*Task*.
Restate the entries below word for word, omitting nothing.

-- -- --

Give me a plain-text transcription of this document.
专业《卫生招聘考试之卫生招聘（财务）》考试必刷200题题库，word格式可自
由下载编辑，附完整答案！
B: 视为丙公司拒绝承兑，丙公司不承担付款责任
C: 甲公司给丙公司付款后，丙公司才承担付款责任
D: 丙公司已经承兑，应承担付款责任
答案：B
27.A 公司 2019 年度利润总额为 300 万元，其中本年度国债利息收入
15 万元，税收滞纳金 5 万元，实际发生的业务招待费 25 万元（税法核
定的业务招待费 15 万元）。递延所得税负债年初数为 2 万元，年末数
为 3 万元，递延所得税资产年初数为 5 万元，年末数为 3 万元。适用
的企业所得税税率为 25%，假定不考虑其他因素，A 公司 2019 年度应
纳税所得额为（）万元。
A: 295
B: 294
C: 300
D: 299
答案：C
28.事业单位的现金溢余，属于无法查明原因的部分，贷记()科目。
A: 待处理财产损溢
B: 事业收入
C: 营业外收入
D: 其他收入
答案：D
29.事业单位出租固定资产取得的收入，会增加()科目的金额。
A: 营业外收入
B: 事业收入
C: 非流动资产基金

-- -- --

*Reply to the task*.
Give me a plain-text transcription of this document.
专业《卫生招聘考试之卫生招聘（财务）》考试必刷200题题库，word格式可自
由下载编辑，附完整答案！
B: 视为丙公司拒绝承兑，丙公司不承担付款责任
C: 甲公司给丙公司付款后，丙公司才承担付款责任
D: 丙公司已经承兑，应承担付款责任
答案：B
27.A 公司 2019 年度利润总额为 300 万元，其中本年度国债利息收入
15 万元，税收滞纳金 5 万元，实际发生的业务招待费 25 万元（税法核
定的业务招待费 15 万元）。递延所得税负债年初数为 2 万元，年末数
为 3 万元，递延所得税资产年初数为 5 万元，年末数为 3 万元。适用
的企业所得税税率为 25%，假定不考虑其他因素，A 公司 2019 年度应
纳税所得额为（）万元。
A: 295
B: 294
C: 300
D: 299
答案：C
28.事业单位的现金溢余，属于无法查明原因的部分，贷记()科目。
A: 待处理财产损溢
B: 事业收入
C: 营业外收入
D: 其他收入
答案：D
29.事业单位出租固定资产取得的收入，会增加()科目的金额。
A: 营业外收入
B: 事业收入
C: 非流动资产基金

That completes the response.